Texte =>
/---
La jour­nal­iste de l’a­gence Mezopotamya, Seda Taşkın, est jugée dans une affaire qui a été entachée de graves irrégu­lar­ités, et com­porte notam­ment de mau­vais traitements.

Seda Taşkın n’est que l’une des nom­breuses jour­nal­istes kur­des, aux côtés d’İdris Sayıl­gan, Şer­ife Oruç et İdris Yıl­maz, qui atten­dent depuis des mois en prison. D’autres col­lègues comme Ned­im Tür­fent, Zehra Doğan et Meltem Oktay ont, elles, déjà été con­damnés à plusieurs années de prison après juge­ment définitif.

Seda Taşkın venait d’être envoyée à Muş, une minus­cule ville de l’est de la Turquie, dans une plaine fer­tile entourée de hautes mon­tagnes, pour doc­u­menter quelques nou­velles, lorsque la police a com­mencé à la tra­quer. Pressés sur l’affaire, la police s’est apparem­ment servi d’une machine à remon­ter le temps, arrê­tant la jour­nal­iste de l’agence de presse Mezopotamya à la fin du mois de décem­bre 2017, une demi-heure avant qu’un pro­cureur ait même émis un man­dat d’arrêt con­tre un infor­ma­teur. Le procès ultérieur de Taşkın, cepen­dant, démon­tre que plutôt que de franchir le mur du son, les autorités turques sont en train d’enfreindre la loi.

Taşın a com­paru devant le tri­bunal pour la pre­mière fois le 30 avril pour faire face à des accu­sa­tions d’ ”appar­te­nance à une organ­i­sa­tion ter­ror­iste” et de “pro­pa­gande pour une organ­i­sa­tion ter­ror­iste”. La com­paru­tion a toute­fois révélé de graves irrégu­lar­ités ; con­cer­nant la garde à vue et les “preuves” retenues con­tre elle. Au cours de l’audience devant la 2 ème Haute Cour Crim­inelle de Muş, l’avocat de Taşkın a souligné la prove­nance dou­teuse des allé­ga­tions, faites via une adresse élec­tron­ique, util­isée pour aver­tir les autorités des crimes attribués à la journaliste.
\---
Quelques enregistrements:
/---
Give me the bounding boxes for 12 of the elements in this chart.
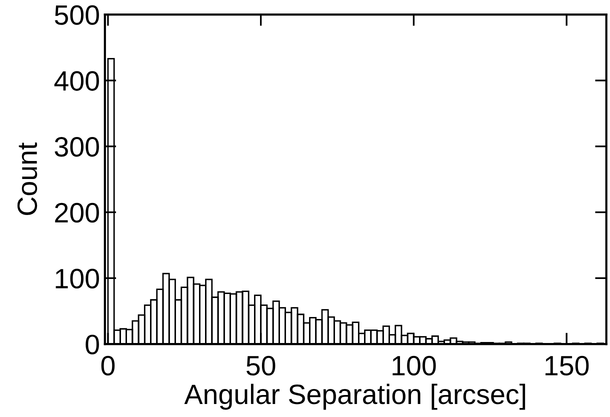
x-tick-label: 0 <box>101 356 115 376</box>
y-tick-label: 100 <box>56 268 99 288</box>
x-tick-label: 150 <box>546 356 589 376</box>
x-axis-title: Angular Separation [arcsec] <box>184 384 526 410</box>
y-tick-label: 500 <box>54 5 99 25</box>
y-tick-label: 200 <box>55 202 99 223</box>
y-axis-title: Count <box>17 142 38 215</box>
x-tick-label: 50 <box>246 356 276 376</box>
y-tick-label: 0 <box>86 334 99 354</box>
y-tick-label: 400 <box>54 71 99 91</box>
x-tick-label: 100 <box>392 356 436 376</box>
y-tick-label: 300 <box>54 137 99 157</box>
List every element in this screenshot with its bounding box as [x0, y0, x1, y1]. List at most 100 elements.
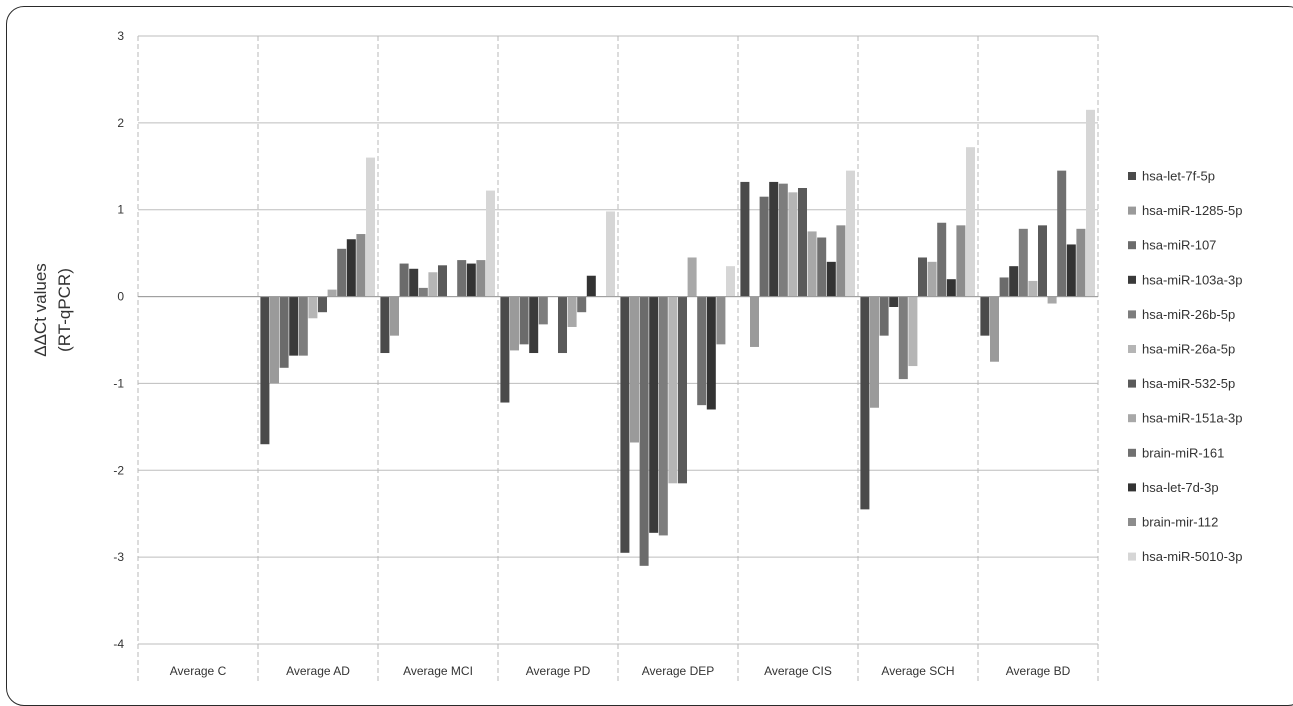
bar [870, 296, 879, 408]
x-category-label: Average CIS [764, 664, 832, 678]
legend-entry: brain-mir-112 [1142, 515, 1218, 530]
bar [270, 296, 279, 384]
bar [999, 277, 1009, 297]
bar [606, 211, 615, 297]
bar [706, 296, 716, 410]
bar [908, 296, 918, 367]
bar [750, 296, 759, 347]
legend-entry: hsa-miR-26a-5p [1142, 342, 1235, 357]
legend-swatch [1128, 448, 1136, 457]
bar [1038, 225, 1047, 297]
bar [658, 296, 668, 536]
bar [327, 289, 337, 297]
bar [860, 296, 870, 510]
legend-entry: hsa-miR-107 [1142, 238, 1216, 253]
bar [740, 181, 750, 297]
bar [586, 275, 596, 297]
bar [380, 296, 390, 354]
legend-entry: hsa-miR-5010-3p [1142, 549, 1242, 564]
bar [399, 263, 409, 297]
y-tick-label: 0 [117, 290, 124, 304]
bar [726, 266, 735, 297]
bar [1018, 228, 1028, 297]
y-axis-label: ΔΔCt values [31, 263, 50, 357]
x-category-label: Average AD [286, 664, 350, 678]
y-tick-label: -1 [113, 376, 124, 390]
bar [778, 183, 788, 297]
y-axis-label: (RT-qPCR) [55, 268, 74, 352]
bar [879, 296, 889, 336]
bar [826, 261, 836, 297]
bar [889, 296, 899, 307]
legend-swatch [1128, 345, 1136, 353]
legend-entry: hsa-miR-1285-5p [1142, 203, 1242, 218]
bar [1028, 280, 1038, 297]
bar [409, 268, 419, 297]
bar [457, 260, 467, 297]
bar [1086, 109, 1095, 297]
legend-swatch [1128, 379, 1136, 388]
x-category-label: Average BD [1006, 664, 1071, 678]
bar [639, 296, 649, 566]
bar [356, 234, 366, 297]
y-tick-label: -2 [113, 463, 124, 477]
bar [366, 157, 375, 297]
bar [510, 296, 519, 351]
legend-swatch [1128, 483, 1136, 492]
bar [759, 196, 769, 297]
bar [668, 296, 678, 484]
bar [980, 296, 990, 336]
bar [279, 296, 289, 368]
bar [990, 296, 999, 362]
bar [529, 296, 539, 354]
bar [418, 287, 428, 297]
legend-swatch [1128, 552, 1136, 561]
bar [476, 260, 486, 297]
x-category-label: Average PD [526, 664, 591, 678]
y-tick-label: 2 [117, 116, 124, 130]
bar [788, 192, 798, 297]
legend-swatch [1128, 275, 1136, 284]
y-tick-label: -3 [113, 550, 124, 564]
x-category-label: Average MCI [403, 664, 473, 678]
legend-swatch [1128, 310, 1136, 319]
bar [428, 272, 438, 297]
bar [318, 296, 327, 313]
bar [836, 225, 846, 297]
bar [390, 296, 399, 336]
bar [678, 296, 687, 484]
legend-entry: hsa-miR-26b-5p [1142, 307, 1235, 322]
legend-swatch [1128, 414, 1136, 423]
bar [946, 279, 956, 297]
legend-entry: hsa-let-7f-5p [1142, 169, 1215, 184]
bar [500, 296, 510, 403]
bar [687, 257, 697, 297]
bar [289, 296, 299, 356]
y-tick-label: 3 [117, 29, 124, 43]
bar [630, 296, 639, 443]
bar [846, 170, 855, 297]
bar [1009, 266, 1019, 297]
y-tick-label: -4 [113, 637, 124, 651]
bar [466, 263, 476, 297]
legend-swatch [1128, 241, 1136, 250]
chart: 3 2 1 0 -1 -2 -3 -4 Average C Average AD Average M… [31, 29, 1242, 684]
\---
Exercices =>
**1.** Recopiez à l'identique les lignes des enregistrements, depuis la ligne qui contient « x-tick-label: 0 <box>101 356 115 376</box> » jusqu'à celle qui contient « y-tick-label: 500 <box>54 5 99 25</box> », celle-ci comprise.
**2.** Rédigez la suite du texte sur le procès de la journaliste Seda Taşkın, à partir de l'endroit où il s'arrête.
Le texte et les enregistrements n'ont aucun rapport entre eux.

Résultats =>
**1.**
x-tick-label: 0 <box>101 356 115 376</box>
y-tick-label: 100 <box>56 268 99 288</box>
x-tick-label: 150 <box>546 356 589 376</box>
x-axis-title: Angular Separation [arcsec] <box>184 384 526 410</box>
y-tick-label: 500 <box>54 5 99 25</box>

**2.**
Selon le doc­u­ment offi­ciel du cor­re­spon­dant turc de Map­ping Media Free­dom, l’adresse élec­tron­ique dénonçant Taşkın comme une “mil­i­tante”, por­tait une exten­sion “EGM”, pour l’abréviation turque de “départe­ment général de la police”. S’interrogeant sur le fait que l’unité antiter­ror­iste avait, en fait, fab­riqué l’info, Gülan Çağın Kaleli a demandé que la source de l’email soit iden­ti­fiée en fonc­tion de son numéro IP, mais la cour a fini par rejeter la demande. Il a égale­ment dit que le tri­bunal avait estimé que 20 min­utes seule­ment avaient été néces­saires pour localis­er Taşkın et l’arrêter – une péri­ode encore plus courte que le délai néces­saire pour délivr­er un man­dat d’arrêt obligatoire.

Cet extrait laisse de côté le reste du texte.